__What is needed__.
Locate each line below that includes "történő" and reproduce it.

__Dataset records__.
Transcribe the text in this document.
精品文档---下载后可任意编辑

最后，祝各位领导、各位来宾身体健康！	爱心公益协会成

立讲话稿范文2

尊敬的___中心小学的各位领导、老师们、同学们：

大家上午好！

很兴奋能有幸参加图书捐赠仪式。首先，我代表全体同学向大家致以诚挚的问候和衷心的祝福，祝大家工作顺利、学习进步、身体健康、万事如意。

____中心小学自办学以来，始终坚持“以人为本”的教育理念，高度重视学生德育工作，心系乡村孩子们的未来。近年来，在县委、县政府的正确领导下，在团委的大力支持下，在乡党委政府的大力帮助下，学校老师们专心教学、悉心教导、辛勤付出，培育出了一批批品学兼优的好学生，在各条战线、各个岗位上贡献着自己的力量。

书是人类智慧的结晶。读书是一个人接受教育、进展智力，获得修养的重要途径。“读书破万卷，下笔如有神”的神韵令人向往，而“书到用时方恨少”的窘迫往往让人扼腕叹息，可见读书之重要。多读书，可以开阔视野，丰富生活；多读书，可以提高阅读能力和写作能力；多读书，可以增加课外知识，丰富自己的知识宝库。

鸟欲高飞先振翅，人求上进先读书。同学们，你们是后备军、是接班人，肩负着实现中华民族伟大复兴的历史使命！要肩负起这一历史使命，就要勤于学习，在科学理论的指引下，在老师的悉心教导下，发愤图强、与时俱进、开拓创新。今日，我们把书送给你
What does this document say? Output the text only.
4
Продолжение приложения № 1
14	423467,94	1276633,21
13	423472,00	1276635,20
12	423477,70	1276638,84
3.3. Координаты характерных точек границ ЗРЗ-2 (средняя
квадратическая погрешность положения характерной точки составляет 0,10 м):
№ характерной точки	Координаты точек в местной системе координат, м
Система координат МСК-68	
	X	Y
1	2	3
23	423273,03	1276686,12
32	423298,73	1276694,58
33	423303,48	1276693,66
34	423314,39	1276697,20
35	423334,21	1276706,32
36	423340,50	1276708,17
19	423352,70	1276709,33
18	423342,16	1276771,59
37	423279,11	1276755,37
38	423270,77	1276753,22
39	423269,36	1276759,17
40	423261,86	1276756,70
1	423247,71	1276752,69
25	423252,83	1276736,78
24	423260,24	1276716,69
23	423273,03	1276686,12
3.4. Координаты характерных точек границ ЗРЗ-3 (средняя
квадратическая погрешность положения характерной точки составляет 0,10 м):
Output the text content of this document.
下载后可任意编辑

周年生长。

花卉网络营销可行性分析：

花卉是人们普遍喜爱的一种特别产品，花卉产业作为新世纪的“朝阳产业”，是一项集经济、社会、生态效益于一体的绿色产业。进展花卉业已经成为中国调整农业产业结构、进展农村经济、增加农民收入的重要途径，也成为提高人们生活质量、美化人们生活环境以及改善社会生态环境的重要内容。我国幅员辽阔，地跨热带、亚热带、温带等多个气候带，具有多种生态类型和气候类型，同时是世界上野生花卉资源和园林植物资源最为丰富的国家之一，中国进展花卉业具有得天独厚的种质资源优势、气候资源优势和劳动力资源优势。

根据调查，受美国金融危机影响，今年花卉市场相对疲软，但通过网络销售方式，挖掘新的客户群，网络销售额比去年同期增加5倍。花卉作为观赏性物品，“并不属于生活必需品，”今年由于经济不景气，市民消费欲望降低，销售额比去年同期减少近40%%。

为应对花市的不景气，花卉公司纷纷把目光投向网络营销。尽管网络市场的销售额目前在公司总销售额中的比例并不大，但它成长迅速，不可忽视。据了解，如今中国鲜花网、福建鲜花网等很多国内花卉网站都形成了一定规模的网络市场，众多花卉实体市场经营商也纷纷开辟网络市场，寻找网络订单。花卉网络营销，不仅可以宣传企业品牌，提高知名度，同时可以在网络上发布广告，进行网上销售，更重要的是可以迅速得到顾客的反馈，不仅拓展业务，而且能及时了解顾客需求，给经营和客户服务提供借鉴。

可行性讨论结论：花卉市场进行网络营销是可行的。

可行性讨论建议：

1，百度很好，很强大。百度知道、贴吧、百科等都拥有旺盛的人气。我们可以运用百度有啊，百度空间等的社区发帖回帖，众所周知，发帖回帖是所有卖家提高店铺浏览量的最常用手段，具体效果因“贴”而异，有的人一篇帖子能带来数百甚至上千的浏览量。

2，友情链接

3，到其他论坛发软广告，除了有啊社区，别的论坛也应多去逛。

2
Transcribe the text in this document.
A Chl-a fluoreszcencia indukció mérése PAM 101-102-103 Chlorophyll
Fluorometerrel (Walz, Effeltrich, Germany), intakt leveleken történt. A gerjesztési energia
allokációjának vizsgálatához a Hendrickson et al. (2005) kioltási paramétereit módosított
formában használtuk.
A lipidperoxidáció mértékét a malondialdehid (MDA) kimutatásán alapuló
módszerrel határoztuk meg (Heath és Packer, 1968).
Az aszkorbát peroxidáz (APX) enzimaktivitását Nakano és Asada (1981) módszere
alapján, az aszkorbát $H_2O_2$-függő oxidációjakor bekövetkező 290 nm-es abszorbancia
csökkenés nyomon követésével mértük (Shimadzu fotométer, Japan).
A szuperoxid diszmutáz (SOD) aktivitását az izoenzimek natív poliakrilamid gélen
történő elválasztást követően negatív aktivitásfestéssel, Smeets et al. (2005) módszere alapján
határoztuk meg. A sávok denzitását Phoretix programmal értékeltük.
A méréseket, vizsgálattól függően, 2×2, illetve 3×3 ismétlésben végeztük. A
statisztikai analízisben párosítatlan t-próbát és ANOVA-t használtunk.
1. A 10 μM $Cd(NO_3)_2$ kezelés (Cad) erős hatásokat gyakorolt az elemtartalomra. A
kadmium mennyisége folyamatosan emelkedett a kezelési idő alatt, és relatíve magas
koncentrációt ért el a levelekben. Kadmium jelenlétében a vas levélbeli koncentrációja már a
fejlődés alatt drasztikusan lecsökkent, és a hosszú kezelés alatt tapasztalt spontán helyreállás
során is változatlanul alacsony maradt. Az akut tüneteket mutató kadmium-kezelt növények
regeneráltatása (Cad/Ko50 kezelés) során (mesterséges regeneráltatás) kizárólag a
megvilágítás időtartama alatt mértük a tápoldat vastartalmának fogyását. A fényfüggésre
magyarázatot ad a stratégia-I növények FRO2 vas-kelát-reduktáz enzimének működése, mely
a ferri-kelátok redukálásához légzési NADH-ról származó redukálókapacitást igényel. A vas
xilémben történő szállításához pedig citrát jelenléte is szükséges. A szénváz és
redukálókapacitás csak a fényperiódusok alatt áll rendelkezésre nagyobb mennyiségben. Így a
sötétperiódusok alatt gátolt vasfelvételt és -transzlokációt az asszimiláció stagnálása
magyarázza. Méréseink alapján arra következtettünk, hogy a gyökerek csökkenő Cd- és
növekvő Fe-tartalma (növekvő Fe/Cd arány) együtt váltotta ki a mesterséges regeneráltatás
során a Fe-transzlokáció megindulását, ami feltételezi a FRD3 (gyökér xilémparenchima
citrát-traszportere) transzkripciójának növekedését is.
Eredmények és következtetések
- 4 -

__Written response__.
történő elválasztást követően negatív aktivitásfestéssel, Smeets et al. (2005) módszere alapján
xilémben történő szállításához pedig citrát jelenléte is szükséges. A szénváz és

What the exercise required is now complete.